• [EXERCISE DETAILS]:
Write out every record in full, exactly as written, please.

┌──

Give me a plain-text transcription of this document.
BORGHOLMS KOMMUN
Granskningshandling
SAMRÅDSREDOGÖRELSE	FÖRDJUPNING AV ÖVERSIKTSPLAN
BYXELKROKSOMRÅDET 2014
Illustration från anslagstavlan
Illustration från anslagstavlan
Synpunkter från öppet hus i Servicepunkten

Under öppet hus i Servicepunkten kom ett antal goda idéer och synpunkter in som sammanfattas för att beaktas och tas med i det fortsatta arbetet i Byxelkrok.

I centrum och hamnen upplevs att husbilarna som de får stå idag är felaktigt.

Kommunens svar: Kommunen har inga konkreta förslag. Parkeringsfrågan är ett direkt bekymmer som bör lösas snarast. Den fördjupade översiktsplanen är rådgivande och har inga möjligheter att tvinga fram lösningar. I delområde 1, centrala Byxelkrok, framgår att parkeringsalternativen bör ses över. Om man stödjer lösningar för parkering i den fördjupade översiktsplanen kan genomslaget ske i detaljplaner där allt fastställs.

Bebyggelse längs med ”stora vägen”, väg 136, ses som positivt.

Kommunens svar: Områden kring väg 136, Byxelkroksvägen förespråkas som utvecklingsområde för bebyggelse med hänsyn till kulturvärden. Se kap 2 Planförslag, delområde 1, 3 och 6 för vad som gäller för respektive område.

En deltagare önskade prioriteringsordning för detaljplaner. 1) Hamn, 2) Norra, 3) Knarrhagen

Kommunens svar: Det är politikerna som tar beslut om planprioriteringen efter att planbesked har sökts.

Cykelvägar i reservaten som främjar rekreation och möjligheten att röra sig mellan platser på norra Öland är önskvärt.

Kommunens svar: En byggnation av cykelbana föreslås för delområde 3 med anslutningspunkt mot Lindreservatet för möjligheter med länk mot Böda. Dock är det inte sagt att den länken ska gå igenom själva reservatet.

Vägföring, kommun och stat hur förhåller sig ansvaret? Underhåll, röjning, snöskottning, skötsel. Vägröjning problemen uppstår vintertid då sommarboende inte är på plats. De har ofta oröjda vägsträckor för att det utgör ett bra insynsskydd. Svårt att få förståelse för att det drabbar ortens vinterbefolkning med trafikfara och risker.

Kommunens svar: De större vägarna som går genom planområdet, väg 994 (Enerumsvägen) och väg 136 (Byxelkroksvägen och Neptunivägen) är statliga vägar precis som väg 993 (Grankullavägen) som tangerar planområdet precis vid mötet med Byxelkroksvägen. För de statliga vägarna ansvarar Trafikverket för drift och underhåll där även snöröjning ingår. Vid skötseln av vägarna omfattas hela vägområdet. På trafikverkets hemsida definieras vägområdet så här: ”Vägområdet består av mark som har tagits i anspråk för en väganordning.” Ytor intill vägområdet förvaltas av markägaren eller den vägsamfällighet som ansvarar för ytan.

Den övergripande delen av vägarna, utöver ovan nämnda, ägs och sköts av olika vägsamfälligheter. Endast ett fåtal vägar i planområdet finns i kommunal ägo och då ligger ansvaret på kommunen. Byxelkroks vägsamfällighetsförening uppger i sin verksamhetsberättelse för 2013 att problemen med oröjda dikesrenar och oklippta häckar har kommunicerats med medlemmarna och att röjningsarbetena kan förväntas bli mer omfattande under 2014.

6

└──

• [ANSWER SPACE]:
Give me a plain-text transcription of this document.
BORGHOLMS KOMMUN
Granskningshandling
SAMRÅDSREDOGÖRELSE	FÖRDJUPNING AV ÖVERSIKTSPLAN
BYXELKROKSOMRÅDET 2014
Illustration från anslagstavlan
Illustration från anslagstavlan
Synpunkter från öppet hus i Servicepunkten

Under öppet hus i Servicepunkten kom ett antal goda idéer och synpunkter in som sammanfattas för att beaktas och tas med i det fortsatta arbetet i Byxelkrok.

I centrum och hamnen upplevs att husbilarna som de får stå idag är felaktigt.

Kommunens svar: Kommunen har inga konkreta förslag. Parkeringsfrågan är ett direkt bekymmer som bör lösas snarast. Den fördjupade översiktsplanen är rådgivande och har inga möjligheter att tvinga fram lösningar. I delområde 1, centrala Byxelkrok, framgår att parkeringsalternativen bör ses över. Om man stödjer lösningar för parkering i den fördjupade översiktsplanen kan genomslaget ske i detaljplaner där allt fastställs.

Bebyggelse längs med ”stora vägen”, väg 136, ses som positivt.

Kommunens svar: Områden kring väg 136, Byxelkroksvägen förespråkas som utvecklingsområde för bebyggelse med hänsyn till kulturvärden. Se kap 2 Planförslag, delområde 1, 3 och 6 för vad som gäller för respektive område.

En deltagare önskade prioriteringsordning för detaljplaner. 1) Hamn, 2) Norra, 3) Knarrhagen

Kommunens svar: Det är politikerna som tar beslut om planprioriteringen efter att planbesked har sökts.

Cykelvägar i reservaten som främjar rekreation och möjligheten att röra sig mellan platser på norra Öland är önskvärt.

Kommunens svar: En byggnation av cykelbana föreslås för delområde 3 med anslutningspunkt mot Lindreservatet för möjligheter med länk mot Böda. Dock är det inte sagt att den länken ska gå igenom själva reservatet.

Vägföring, kommun och stat hur förhåller sig ansvaret? Underhåll, röjning, snöskottning, skötsel. Vägröjning problemen uppstår vintertid då sommarboende inte är på plats. De har ofta oröjda vägsträckor för att det utgör ett bra insynsskydd. Svårt att få förståelse för att det drabbar ortens vinterbefolkning med trafikfara och risker.

Kommunens svar: De större vägarna som går genom planområdet, väg 994 (Enerumsvägen) och väg 136 (Byxelkroksvägen och Neptunivägen) är statliga vägar precis som väg 993 (Grankullavägen) som tangerar planområdet precis vid mötet med Byxelkroksvägen. För de statliga vägarna ansvarar Trafikverket för drift och underhåll där även snöröjning ingår. Vid skötseln av vägarna omfattas hela vägområdet. På trafikverkets hemsida definieras vägområdet så här: ”Vägområdet består av mark som har tagits i anspråk för en väganordning.” Ytor intill vägområdet förvaltas av markägaren eller den vägsamfällighet som ansvarar för ytan.

Den övergripande delen av vägarna, utöver ovan nämnda, ägs och sköts av olika vägsamfälligheter. Endast ett fåtal vägar i planområdet finns i kommunal ägo och då ligger ansvaret på kommunen. Byxelkroks vägsamfällighetsförening uppger i sin verksamhetsberättelse för 2013 att problemen med oröjda dikesrenar och oklippta häckar har kommunicerats med medlemmarna och att röjningsarbetena kan förväntas bli mer omfattande under 2014.

6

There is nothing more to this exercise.